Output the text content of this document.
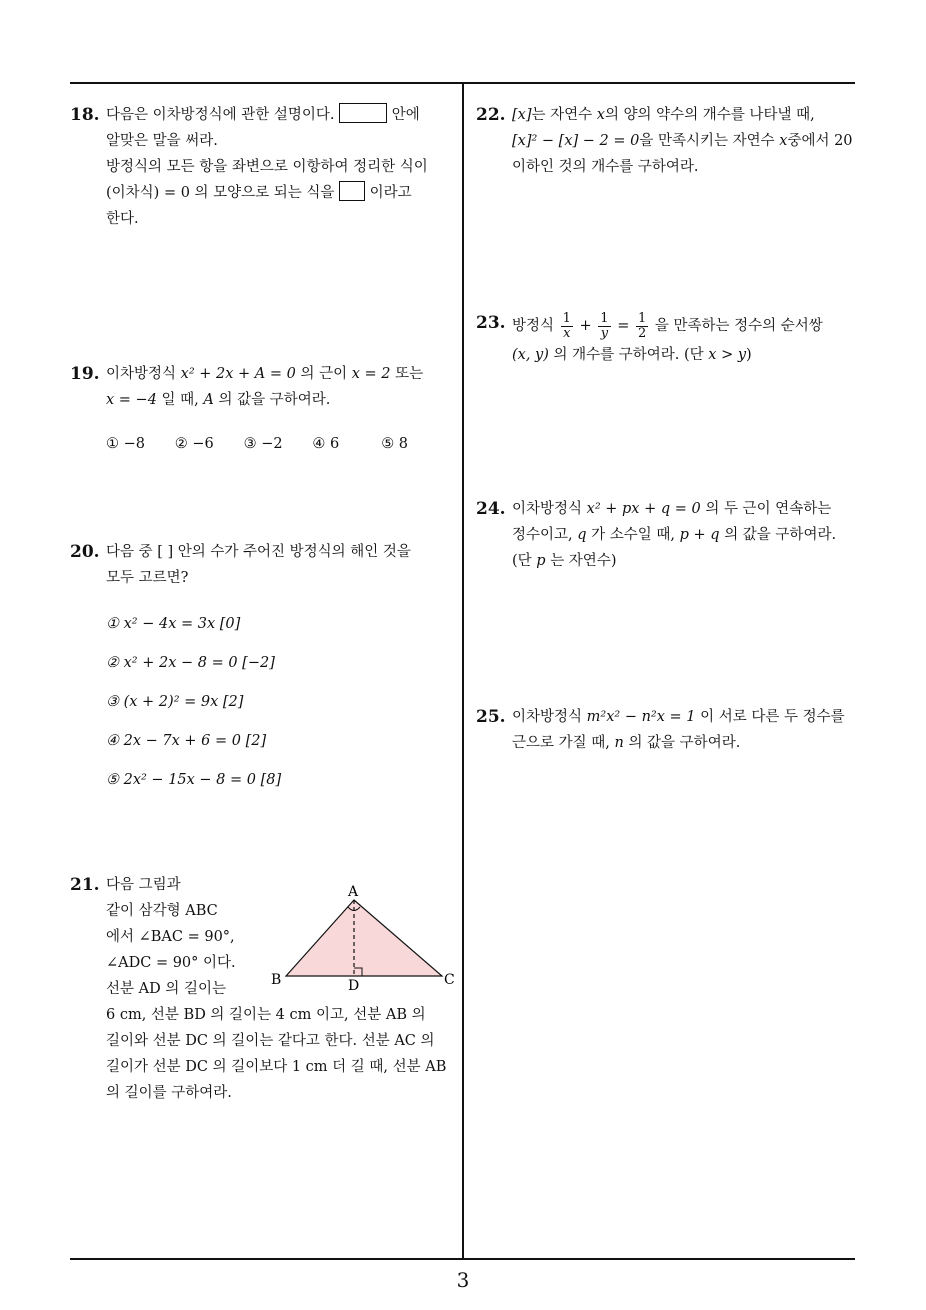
18. 다음은 이차방정식에 관한 설명이다.	안에
알맞은 말을 써라.
방정식의 모든 항을 좌변으로 이항하여 정리한 식이
(이차식) = 0 의 모양으로 되는 식을 이라고
한다.
19. 이차방정식 x² + 2x + A = 0 의 근이 x = 2 또는
x = −4 일 때, A 의 값을 구하여라.
① −8	② −6	③ −2	④ 6	⑤ 8
20. 다음 중 [ ] 안의 수가 주어진 방정식의 해인 것을
모두 고르면?
① x² − 4x = 3x [0]
② x² + 2x − 8 = 0 [−2]
③ (x + 2)² = 9x [2]
④ 2x − 7x + 6 = 0 [2]
⑤ 2x² − 15x − 8 = 0 [8]
21. 다음 그림과
같이 삼각형 ABC
에서 ∠BAC = 90°,
∠ADC = 90° 이다.
선분 AD 의 길이는
6 cm, 선분 BD 의 길이는 4 cm 이고, 선분 AB 의
길이와 선분 DC 의 길이는 같다고 한다. 선분 AC 의
길이가 선분 DC 의 길이보다 1 cm 더 길 때, 선분 AB
의 길이를 구하여라.
A
B	C
D
22. [x]는 자연수 x의 양의 약수의 개수를 나타낼 때,
[x]² − [x] − 2 = 0을 만족시키는 자연수 x중에서 20
이하인 것의 개수를 구하여라.
23. 방정식 $\frac{1}{x} + \frac{1}{y} = \frac{1}{2}$ 을 만족하는 정수의 순서쌍
(x, y) 의 개수를 구하여라. (단 x > y)
24. 이차방정식 x² + px + q = 0 의 두 근이 연속하는
정수이고, q 가 소수일 때, p + q 의 값을 구하여라.
(단 p 는 자연수)
25. 이차방정식 m²x² − n²x = 1 이 서로 다른 두 정수를
근으로 가질 때, n 의 값을 구하여라.
3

§ §

* _WHAT THE TASK ASKS_
Repeat every record precisely. Any picture among them stays out of the copy.

* _EXPECTED OUTPUT_
Output the text content of this document.
18. 다음은 이차방정식에 관한 설명이다.	안에
알맞은 말을 써라.
방정식의 모든 항을 좌변으로 이항하여 정리한 식이
(이차식) = 0 의 모양으로 되는 식을 이라고
한다.
19. 이차방정식 x² + 2x + A = 0 의 근이 x = 2 또는
x = −4 일 때, A 의 값을 구하여라.
① −8	② −6	③ −2	④ 6	⑤ 8
20. 다음 중 [ ] 안의 수가 주어진 방정식의 해인 것을
모두 고르면?
① x² − 4x = 3x [0]
② x² + 2x − 8 = 0 [−2]
③ (x + 2)² = 9x [2]
④ 2x − 7x + 6 = 0 [2]
⑤ 2x² − 15x − 8 = 0 [8]
21. 다음 그림과
같이 삼각형 ABC
에서 ∠BAC = 90°,
∠ADC = 90° 이다.
선분 AD 의 길이는
6 cm, 선분 BD 의 길이는 4 cm 이고, 선분 AB 의
길이와 선분 DC 의 길이는 같다고 한다. 선분 AC 의
길이가 선분 DC 의 길이보다 1 cm 더 길 때, 선분 AB
의 길이를 구하여라.
A
B	C
D
22. [x]는 자연수 x의 양의 약수의 개수를 나타낼 때,
[x]² − [x] − 2 = 0을 만족시키는 자연수 x중에서 20
이하인 것의 개수를 구하여라.
23. 방정식 $\frac{1}{x} + \frac{1}{y} = \frac{1}{2}$ 을 만족하는 정수의 순서쌍
(x, y) 의 개수를 구하여라. (단 x > y)
24. 이차방정식 x² + px + q = 0 의 두 근이 연속하는
정수이고, q 가 소수일 때, p + q 의 값을 구하여라.
(단 p 는 자연수)
25. 이차방정식 m²x² − n²x = 1 이 서로 다른 두 정수를
근으로 가질 때, n 의 값을 구하여라.
3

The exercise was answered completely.